## Directive
Every record must be repeated exactly, with no omission.
● ● ● ● ● ● ●
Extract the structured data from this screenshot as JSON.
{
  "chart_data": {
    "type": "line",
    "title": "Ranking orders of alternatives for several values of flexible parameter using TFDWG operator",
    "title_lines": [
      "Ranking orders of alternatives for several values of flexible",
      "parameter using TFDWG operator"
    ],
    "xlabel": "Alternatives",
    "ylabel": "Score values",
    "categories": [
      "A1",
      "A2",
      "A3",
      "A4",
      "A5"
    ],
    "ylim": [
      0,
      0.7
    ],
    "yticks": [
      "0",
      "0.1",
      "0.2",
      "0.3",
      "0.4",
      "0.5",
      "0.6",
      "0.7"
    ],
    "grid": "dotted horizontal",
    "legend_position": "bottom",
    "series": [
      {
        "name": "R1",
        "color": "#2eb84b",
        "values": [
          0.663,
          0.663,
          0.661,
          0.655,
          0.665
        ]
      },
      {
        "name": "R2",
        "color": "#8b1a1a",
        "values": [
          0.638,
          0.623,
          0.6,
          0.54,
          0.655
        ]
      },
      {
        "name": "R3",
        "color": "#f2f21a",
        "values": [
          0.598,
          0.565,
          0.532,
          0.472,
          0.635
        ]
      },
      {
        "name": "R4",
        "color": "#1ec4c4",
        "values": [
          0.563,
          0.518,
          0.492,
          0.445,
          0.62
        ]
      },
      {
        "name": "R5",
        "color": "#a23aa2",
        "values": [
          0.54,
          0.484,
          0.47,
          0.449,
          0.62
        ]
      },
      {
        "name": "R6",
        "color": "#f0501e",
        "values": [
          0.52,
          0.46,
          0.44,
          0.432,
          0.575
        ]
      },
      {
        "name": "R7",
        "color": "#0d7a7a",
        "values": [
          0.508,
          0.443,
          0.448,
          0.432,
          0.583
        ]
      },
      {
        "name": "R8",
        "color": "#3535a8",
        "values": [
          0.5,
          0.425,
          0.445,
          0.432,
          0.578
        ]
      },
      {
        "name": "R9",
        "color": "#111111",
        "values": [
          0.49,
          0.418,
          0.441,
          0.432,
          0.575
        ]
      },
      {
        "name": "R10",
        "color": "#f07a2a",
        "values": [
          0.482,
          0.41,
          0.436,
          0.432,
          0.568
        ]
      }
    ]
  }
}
● ● ● ● ● ● ●
## Task solution
Extract the structured data from this screenshot as JSON.
{
  "chart_data": {
    "type": "line",
    "title": "Ranking orders of alternatives for several values of flexible parameter using TFDWG operator",
    "title_lines": [
      "Ranking orders of alternatives for several values of flexible",
      "parameter using TFDWG operator"
    ],
    "xlabel": "Alternatives",
    "ylabel": "Score values",
    "categories": [
      "A1",
      "A2",
      "A3",
      "A4",
      "A5"
    ],
    "ylim": [
      0,
      0.7
    ],
    "yticks": [
      "0",
      "0.1",
      "0.2",
      "0.3",
      "0.4",
      "0.5",
      "0.6",
      "0.7"
    ],
    "grid": "dotted horizontal",
    "legend_position": "bottom",
    "series": [
      {
        "name": "R1",
        "color": "#2eb84b",
        "values": [
          0.663,
          0.663,
          0.661,
          0.655,
          0.665
        ]
      },
      {
        "name": "R2",
        "color": "#8b1a1a",
        "values": [
          0.638,
          0.623,
          0.6,
          0.54,
          0.655
        ]
      },
      {
        "name": "R3",
        "color": "#f2f21a",
        "values": [
          0.598,
          0.565,
          0.532,
          0.472,
          0.635
        ]
      },
      {
        "name": "R4",
        "color": "#1ec4c4",
        "values": [
          0.563,
          0.518,
          0.492,
          0.445,
          0.62
        ]
      },
      {
        "name": "R5",
        "color": "#a23aa2",
        "values": [
          0.54,
          0.484,
          0.47,
          0.449,
          0.62
        ]
      },
      {
        "name": "R6",
        "color": "#f0501e",
        "values": [
          0.52,
          0.46,
          0.44,
          0.432,
          0.575
        ]
      },
      {
        "name": "R7",
        "color": "#0d7a7a",
        "values": [
          0.508,
          0.443,
          0.448,
          0.432,
          0.583
        ]
      },
      {
        "name": "R8",
        "color": "#3535a8",
        "values": [
          0.5,
          0.425,
          0.445,
          0.432,
          0.578
        ]
      },
      {
        "name": "R9",
        "color": "#111111",
        "values": [
          0.49,
          0.418,
          0.441,
          0.432,
          0.575
        ]
      },
      {
        "name": "R10",
        "color": "#f07a2a",
        "values": [
          0.482,
          0.41,
          0.436,
          0.432,
          0.568
        ]
      }
    ]
  }
}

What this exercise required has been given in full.